# [Goal 1]
According to the forum thread on Masonic degrees, within how many days of being back home must the service member turn in the Master Mason proficiency?
# [Goal 2]
Write out the stretch of the forum thread on Masonic degrees from "Here is the" through "39 would apply.".

# [Supplied text]

▬▬▬

Michaelstedman81 said:


> A lodge can get a dispensation for active duty military service members (including those that are Guard and Reserve called up to Active status) to get whatever degrees are needed to become a Master Mason before deploying.  From what I remember, the lodge Sec sends up the request, and the GM approves it. I don't know for sure if that goes for EA, though.  For example, I don't know if some guy that hasn't been initiated yet comes down on orders to deploy and suddenly decides (or is finally able to) join the lodge can petition and get all THREE degrees.  I think that the guy can, but I'm not totally positive as I have heard it both ways, and don't have my law book right with me.
> 
> Basically, what this law "waives" is the requirement to turn in the proficiencies for the first two degrees before getting the next degree, and then requires the service member to turn in the Master Mason proficiency within 90 days of being back home.  For example, an EA comes down on orders to deploy and the Sec sends up the dispensation request and the GM approves it.  He can then get his FC without turning in his EA proficiency, and also his MM degree without turning in the proficiency for the FC.  But, like I said, it is still mandatory to turn in the Master Mason proficiency, but within 90 days of being back.
> 
> This situation is what happened to me.  I ended up getting my FC and MM both in one night.  If you have access to the law book, it states specifically whether or not the service member has to be an EA before requesting this or not.  But, I have seen lodges move things along really quickly to make sure he was initiated in time.  Bro. Bill would be a good source of which Article this falls under.


Here is the Article for which you are looking:

*Art. 39. (39). Shortening Time for Degrees.* 
_In cases of extreme emergency the Grand Master is authorized to grant dispensation to postpone the examination for proficiency in such cases to such time as he may direct, and to ballot on such a candidate at a special meeting if the emergency requires it. (Revised 1997)

_As I read this, the proficiencies for all the degrees may be postponed, but not "waived". Absent any other language, I'd conclude that, sooner or later, the Brother would have to learn the catechism of each degree & demonstrate his proficiency. Furthermore, I don't see where a candidate could be initiated without going through the process of having his petition presented and he being investigated, nor would I support such a procedure. I can only conclude that a candidate must be regularly initiated before Article 39 would apply.


----------

▬▬▬

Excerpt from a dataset
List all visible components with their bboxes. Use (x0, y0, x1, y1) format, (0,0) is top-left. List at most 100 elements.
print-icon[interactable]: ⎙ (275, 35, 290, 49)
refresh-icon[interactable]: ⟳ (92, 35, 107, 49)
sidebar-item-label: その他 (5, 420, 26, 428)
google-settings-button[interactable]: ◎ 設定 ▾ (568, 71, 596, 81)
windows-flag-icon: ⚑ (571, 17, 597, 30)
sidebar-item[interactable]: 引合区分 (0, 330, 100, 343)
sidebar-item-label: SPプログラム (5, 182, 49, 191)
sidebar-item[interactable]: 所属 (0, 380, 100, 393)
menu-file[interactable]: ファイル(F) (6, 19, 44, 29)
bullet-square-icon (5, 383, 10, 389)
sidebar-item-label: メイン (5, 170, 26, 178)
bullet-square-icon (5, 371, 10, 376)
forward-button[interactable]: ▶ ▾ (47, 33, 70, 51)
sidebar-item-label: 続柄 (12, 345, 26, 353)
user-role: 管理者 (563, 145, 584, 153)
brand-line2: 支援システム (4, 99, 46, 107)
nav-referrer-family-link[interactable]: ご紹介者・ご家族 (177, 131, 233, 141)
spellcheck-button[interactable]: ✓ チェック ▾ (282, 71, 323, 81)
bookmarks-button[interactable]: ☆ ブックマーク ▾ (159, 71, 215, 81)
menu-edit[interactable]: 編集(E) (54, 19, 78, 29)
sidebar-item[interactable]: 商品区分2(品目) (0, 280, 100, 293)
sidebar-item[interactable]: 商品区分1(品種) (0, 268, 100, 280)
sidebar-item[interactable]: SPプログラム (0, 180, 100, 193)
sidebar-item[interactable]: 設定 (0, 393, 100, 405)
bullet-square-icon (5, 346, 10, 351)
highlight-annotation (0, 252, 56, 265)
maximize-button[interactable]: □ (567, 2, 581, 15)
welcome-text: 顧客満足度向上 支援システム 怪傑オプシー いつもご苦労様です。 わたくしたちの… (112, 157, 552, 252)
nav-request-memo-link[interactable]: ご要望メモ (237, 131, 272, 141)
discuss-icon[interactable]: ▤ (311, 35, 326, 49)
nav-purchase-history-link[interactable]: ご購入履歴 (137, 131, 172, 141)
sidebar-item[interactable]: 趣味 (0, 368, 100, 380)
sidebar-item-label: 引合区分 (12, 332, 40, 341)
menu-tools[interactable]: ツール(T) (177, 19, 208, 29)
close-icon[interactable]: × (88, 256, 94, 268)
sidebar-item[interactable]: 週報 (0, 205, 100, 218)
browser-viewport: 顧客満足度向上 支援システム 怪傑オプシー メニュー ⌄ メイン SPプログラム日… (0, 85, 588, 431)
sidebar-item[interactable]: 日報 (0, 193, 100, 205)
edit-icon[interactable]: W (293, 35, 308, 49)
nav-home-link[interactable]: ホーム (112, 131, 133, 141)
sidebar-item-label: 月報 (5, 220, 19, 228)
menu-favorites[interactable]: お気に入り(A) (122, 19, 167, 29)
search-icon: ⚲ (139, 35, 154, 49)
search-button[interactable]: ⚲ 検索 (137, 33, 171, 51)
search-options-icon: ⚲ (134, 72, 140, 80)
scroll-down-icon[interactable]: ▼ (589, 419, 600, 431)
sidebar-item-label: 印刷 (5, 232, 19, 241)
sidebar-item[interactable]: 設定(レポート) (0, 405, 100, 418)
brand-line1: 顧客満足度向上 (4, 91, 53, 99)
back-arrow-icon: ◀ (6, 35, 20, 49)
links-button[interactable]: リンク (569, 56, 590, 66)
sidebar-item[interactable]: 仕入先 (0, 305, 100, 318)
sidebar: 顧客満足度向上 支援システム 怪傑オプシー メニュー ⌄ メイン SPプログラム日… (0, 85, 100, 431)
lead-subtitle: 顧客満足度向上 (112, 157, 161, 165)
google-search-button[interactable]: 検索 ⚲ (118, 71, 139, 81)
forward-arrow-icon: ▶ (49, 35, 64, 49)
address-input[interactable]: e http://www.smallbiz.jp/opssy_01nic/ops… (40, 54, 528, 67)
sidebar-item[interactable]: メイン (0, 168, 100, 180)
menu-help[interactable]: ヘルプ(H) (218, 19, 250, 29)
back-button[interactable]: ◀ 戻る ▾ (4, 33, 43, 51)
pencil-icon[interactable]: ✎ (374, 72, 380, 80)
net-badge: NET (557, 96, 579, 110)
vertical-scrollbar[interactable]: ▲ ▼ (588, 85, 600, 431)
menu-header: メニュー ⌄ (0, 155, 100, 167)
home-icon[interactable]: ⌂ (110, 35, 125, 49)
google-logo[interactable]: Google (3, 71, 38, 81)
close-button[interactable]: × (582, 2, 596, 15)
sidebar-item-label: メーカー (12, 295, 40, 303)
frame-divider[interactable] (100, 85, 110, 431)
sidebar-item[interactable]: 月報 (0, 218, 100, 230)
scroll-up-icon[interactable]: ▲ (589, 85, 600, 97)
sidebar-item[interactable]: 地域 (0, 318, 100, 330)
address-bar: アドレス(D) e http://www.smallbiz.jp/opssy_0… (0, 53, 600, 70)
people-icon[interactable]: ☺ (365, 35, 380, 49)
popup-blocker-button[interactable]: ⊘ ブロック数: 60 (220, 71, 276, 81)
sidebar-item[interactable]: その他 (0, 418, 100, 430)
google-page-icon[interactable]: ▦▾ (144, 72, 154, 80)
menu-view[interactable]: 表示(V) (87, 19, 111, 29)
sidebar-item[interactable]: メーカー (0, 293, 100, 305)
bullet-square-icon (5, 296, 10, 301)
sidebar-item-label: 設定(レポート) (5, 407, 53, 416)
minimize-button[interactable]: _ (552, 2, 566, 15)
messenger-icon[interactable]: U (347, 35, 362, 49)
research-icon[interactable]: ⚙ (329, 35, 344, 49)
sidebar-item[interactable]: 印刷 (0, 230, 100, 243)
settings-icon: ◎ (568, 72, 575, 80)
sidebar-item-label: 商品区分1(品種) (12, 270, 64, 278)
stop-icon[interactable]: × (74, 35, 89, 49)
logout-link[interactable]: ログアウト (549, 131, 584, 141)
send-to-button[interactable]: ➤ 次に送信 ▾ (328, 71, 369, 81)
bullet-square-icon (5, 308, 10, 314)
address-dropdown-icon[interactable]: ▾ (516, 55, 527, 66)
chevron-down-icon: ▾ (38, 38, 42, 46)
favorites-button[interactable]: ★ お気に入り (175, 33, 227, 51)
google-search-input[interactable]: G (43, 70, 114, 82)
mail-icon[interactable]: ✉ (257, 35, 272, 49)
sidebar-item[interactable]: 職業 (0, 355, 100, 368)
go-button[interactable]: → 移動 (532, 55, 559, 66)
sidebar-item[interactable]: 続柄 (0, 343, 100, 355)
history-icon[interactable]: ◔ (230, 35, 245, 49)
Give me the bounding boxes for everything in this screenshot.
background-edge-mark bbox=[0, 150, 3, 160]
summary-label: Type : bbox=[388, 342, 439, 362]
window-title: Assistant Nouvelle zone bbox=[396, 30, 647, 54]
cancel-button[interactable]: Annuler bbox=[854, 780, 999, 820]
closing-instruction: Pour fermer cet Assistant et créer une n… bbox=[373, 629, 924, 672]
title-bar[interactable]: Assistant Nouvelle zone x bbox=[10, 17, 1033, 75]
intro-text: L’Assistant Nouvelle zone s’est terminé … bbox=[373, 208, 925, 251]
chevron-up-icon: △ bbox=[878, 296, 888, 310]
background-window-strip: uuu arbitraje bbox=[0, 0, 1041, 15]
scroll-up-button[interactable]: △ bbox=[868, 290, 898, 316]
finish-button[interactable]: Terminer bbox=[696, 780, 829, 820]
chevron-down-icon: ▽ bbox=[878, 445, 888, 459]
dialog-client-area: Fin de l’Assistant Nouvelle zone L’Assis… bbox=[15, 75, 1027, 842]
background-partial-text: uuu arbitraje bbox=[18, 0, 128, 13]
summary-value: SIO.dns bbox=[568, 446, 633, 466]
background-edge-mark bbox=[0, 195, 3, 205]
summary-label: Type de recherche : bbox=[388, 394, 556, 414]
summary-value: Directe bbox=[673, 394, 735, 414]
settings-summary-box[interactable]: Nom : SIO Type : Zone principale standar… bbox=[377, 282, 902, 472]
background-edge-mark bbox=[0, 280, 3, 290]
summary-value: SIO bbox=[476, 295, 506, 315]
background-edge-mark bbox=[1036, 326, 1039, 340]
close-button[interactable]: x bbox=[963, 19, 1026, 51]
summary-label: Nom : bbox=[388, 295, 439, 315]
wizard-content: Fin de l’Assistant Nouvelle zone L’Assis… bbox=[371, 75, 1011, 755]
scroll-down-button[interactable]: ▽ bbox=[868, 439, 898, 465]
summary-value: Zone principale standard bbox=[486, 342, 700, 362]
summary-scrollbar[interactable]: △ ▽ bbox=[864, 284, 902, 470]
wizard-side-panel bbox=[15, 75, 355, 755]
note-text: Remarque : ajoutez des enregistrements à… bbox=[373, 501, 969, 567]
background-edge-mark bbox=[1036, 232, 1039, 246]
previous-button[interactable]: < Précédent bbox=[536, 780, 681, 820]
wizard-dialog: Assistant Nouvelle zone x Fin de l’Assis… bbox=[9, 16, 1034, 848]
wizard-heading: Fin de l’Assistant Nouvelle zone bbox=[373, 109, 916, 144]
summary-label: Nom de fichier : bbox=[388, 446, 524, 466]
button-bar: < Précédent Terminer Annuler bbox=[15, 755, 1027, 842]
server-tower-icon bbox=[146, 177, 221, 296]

▬▬▬

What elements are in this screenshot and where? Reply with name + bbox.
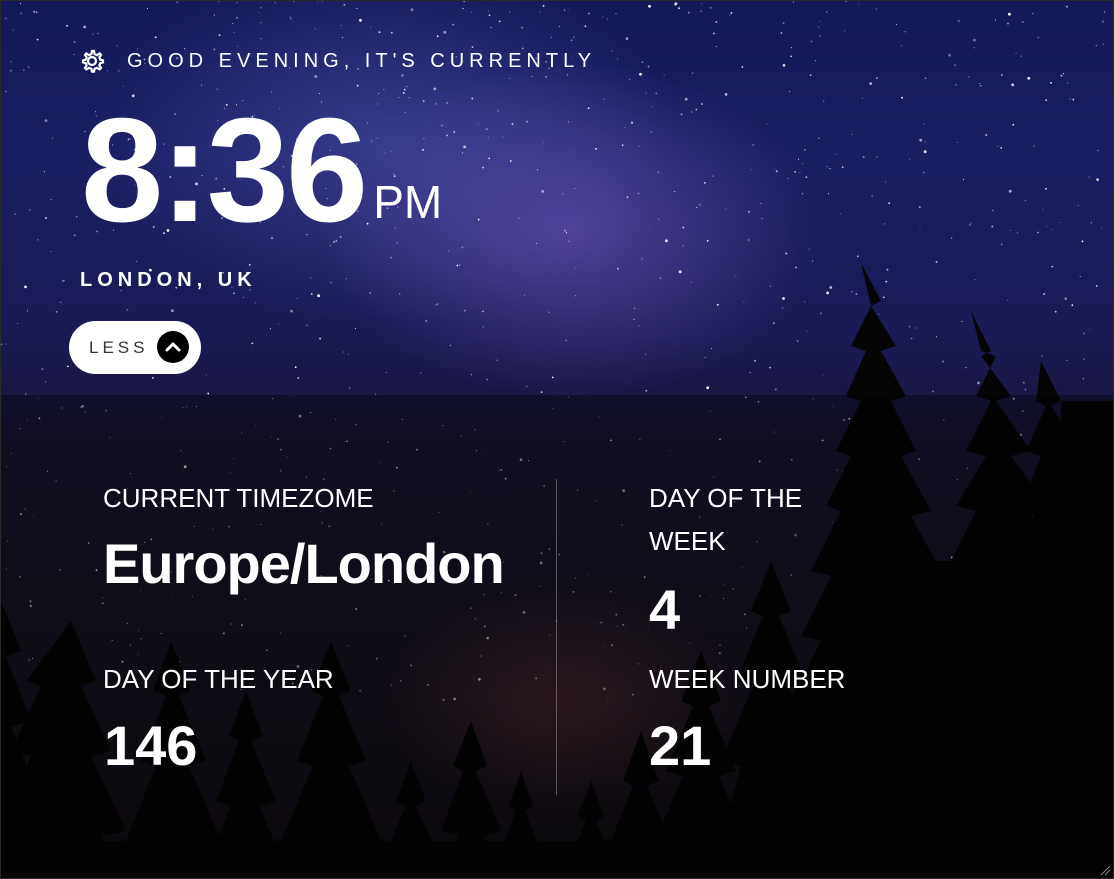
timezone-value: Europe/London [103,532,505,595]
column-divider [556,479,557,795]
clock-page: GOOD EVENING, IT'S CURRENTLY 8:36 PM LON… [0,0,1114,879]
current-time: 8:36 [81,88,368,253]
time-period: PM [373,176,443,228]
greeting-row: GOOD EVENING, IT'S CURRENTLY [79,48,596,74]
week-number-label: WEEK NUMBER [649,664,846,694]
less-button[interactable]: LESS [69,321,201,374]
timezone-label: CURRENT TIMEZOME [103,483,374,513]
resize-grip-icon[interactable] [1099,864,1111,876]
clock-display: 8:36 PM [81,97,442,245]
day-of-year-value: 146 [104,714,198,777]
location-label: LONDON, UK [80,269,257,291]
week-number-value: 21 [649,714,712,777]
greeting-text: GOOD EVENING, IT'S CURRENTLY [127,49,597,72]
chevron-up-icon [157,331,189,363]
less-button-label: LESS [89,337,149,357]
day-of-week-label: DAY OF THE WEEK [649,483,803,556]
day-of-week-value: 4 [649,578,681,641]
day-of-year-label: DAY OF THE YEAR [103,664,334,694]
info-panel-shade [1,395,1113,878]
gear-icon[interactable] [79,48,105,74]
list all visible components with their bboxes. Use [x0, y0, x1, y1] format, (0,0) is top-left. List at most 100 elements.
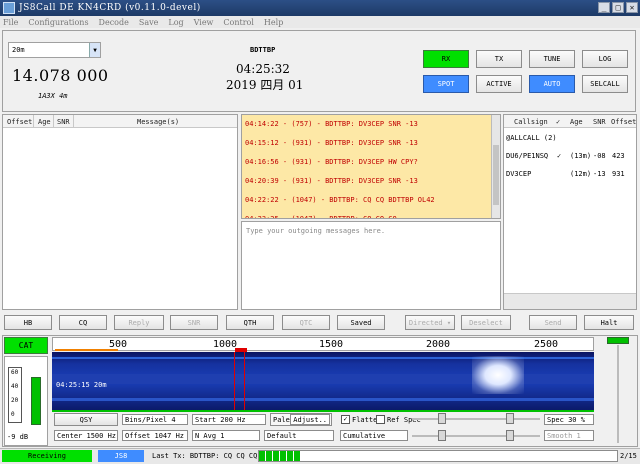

▬▬▬

# [Finished answer 1]
Within 90 days.

# [Finished answer 2]
Here is the Article for which you are looking:

*Art. 39. (39). Shortening Time for Degrees.* 
_In cases of extreme emergency the Grand Master is authorized to grant dispensation to postpone the examination for proficiency in such cases to such time as he may direct, and to ballot on such a candidate at a special meeting if the emergency requires it. (Revised 1997)

_As I read this, the proficiencies for all the degrees may be postponed, but not "waived". Absent any other language, I'd conclude that, sooner or later, the Brother would have to learn the catechism of each degree & demonstrate his proficiency. Furthermore, I don't see where a candidate could be initiated without going through the process of having his petition presented and he being investigated, nor would I support such a procedure. I can only conclude that a candidate must be regularly initiated before Article 39 would apply.